Chart and figure data:
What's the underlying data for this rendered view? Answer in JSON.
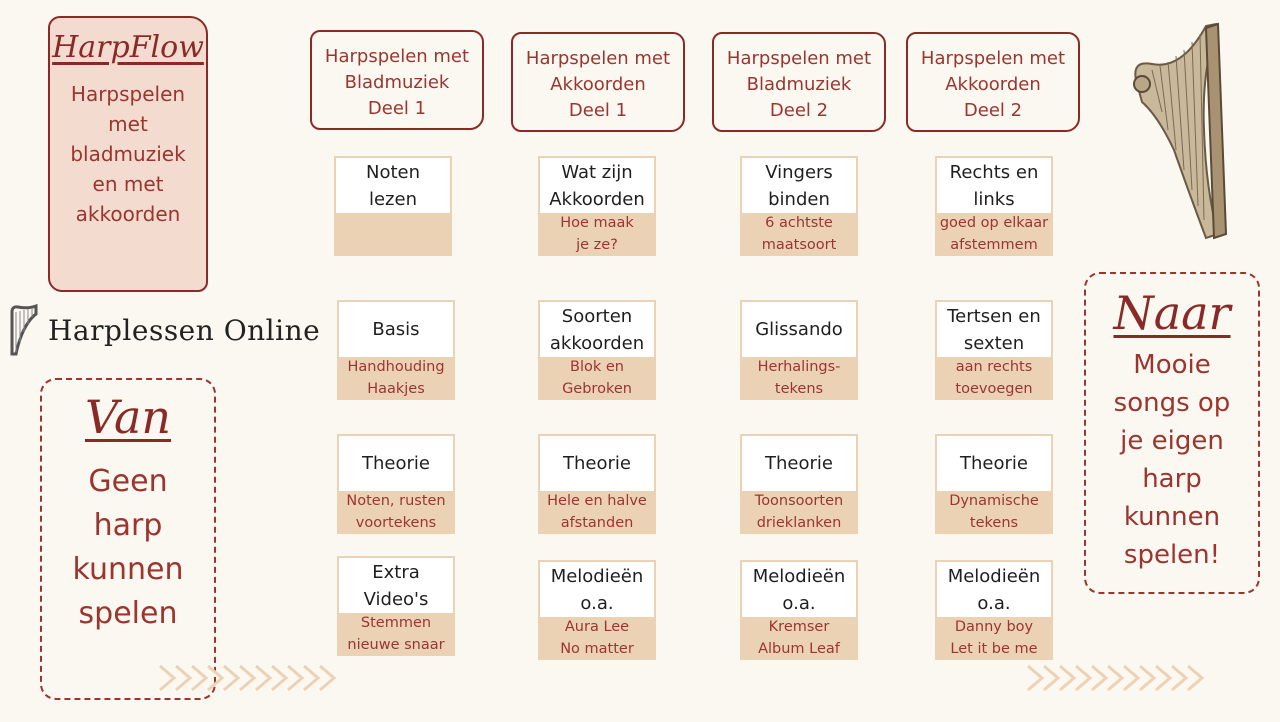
{
  "brand": {
    "logo": "HarpFlow",
    "tagline": [
      "Harpspelen",
      "met",
      "bladmuziek",
      "en met",
      "akkoorden"
    ]
  },
  "logo_text": "Harplessen Online",
  "van": {
    "title": "Van",
    "lines": [
      "Geen",
      "harp",
      "kunnen",
      "spelen"
    ]
  },
  "naar": {
    "title": "Naar",
    "lines": [
      "Mooie",
      "songs op",
      "je eigen",
      "harp",
      "kunnen",
      "spelen!"
    ]
  },
  "columns": [
    {
      "header": [
        "Harpspelen met",
        "Bladmuziek",
        "Deel 1"
      ],
      "cards": [
        {
          "title": [
            "Noten",
            "lezen"
          ],
          "sub": ""
        },
        {
          "title": [
            "Basis"
          ],
          "sub": "Handhouding\nHaakjes"
        },
        {
          "title": [
            "Theorie"
          ],
          "sub": "Noten,  rusten\nvoortekens"
        },
        {
          "title": [
            "Extra",
            "Video's"
          ],
          "sub": "Stemmen\nnieuwe snaar"
        }
      ]
    },
    {
      "header": [
        "Harpspelen met",
        "Akkoorden",
        "Deel 1"
      ],
      "cards": [
        {
          "title": [
            "Wat zijn",
            "Akkoorden"
          ],
          "sub": "Hoe maak\nje ze?"
        },
        {
          "title": [
            "Soorten",
            "akkoorden"
          ],
          "sub": "Blok en\nGebroken"
        },
        {
          "title": [
            "Theorie"
          ],
          "sub": "Hele en halve\nafstanden"
        },
        {
          "title": [
            "Melodieën",
            "o.a."
          ],
          "sub": "Aura Lee\nNo matter"
        }
      ]
    },
    {
      "header": [
        "Harpspelen met",
        "Bladmuziek",
        "Deel 2"
      ],
      "cards": [
        {
          "title": [
            "Vingers",
            "binden"
          ],
          "sub": "6 achtste\nmaatsoort"
        },
        {
          "title": [
            "Glissando"
          ],
          "sub": "Herhalings-\ntekens"
        },
        {
          "title": [
            "Theorie"
          ],
          "sub": "Toonsoorten\ndrieklanken"
        },
        {
          "title": [
            "Melodieën",
            "o.a."
          ],
          "sub": "Kremser\nAlbum Leaf"
        }
      ]
    },
    {
      "header": [
        "Harpspelen met",
        "Akkoorden",
        "Deel 2"
      ],
      "cards": [
        {
          "title": [
            "Rechts en",
            "links"
          ],
          "sub": "goed op elkaar\nafstemmem"
        },
        {
          "title": [
            "Tertsen en",
            "sexten"
          ],
          "sub": "aan rechts\ntoevoegen"
        },
        {
          "title": [
            "Theorie"
          ],
          "sub": "Dynamische\ntekens"
        },
        {
          "title": [
            "Melodieën",
            "o.a."
          ],
          "sub": "Danny boy\nLet it be me"
        }
      ]
    }
  ],
  "colors": {
    "accent": "#8a2a28",
    "card_fill": "#ecd2b5",
    "brand_fill": "#f3dccf",
    "background": "#fbf8f1"
  }
}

• [Written request]: In your copy of the records, include no pictures; repeat everything else exactly.

• [Correct result]:
What's the underlying data for this rendered view? Answer in JSON.
{
  "brand": {
    "logo": "HarpFlow",
    "tagline": [
      "Harpspelen",
      "met",
      "bladmuziek",
      "en met",
      "akkoorden"
    ]
  },
  "logo_text": "Harplessen Online",
  "van": {
    "title": "Van",
    "lines": [
      "Geen",
      "harp",
      "kunnen",
      "spelen"
    ]
  },
  "naar": {
    "title": "Naar",
    "lines": [
      "Mooie",
      "songs op",
      "je eigen",
      "harp",
      "kunnen",
      "spelen!"
    ]
  },
  "columns": [
    {
      "header": [
        "Harpspelen met",
        "Bladmuziek",
        "Deel 1"
      ],
      "cards": [
        {
          "title": [
            "Noten",
            "lezen"
          ],
          "sub": ""
        },
        {
          "title": [
            "Basis"
          ],
          "sub": "Handhouding\nHaakjes"
        },
        {
          "title": [
            "Theorie"
          ],
          "sub": "Noten,  rusten\nvoortekens"
        },
        {
          "title": [
            "Extra",
            "Video's"
          ],
          "sub": "Stemmen\nnieuwe snaar"
        }
      ]
    },
    {
      "header": [
        "Harpspelen met",
        "Akkoorden",
        "Deel 1"
      ],
      "cards": [
        {
          "title": [
            "Wat zijn",
            "Akkoorden"
          ],
          "sub": "Hoe maak\nje ze?"
        },
        {
          "title": [
            "Soorten",
            "akkoorden"
          ],
          "sub": "Blok en\nGebroken"
        },
        {
          "title": [
            "Theorie"
          ],
          "sub": "Hele en halve\nafstanden"
        },
        {
          "title": [
            "Melodieën",
            "o.a."
          ],
          "sub": "Aura Lee\nNo matter"
        }
      ]
    },
    {
      "header": [
        "Harpspelen met",
        "Bladmuziek",
        "Deel 2"
      ],
      "cards": [
        {
          "title": [
            "Vingers",
            "binden"
          ],
          "sub": "6 achtste\nmaatsoort"
        },
        {
          "title": [
            "Glissando"
          ],
          "sub": "Herhalings-\ntekens"
        },
        {
          "title": [
            "Theorie"
          ],
          "sub": "Toonsoorten\ndrieklanken"
        },
        {
          "title": [
            "Melodieën",
            "o.a."
          ],
          "sub": "Kremser\nAlbum Leaf"
        }
      ]
    },
    {
      "header": [
        "Harpspelen met",
        "Akkoorden",
        "Deel 2"
      ],
      "cards": [
        {
          "title": [
            "Rechts en",
            "links"
          ],
          "sub": "goed op elkaar\nafstemmem"
        },
        {
          "title": [
            "Tertsen en",
            "sexten"
          ],
          "sub": "aan rechts\ntoevoegen"
        },
        {
          "title": [
            "Theorie"
          ],
          "sub": "Dynamische\ntekens"
        },
        {
          "title": [
            "Melodieën",
            "o.a."
          ],
          "sub": "Danny boy\nLet it be me"
        }
      ]
    }
  ],
  "colors": {
    "accent": "#8a2a28",
    "card_fill": "#ecd2b5",
    "brand_fill": "#f3dccf",
    "background": "#fbf8f1"
  }
}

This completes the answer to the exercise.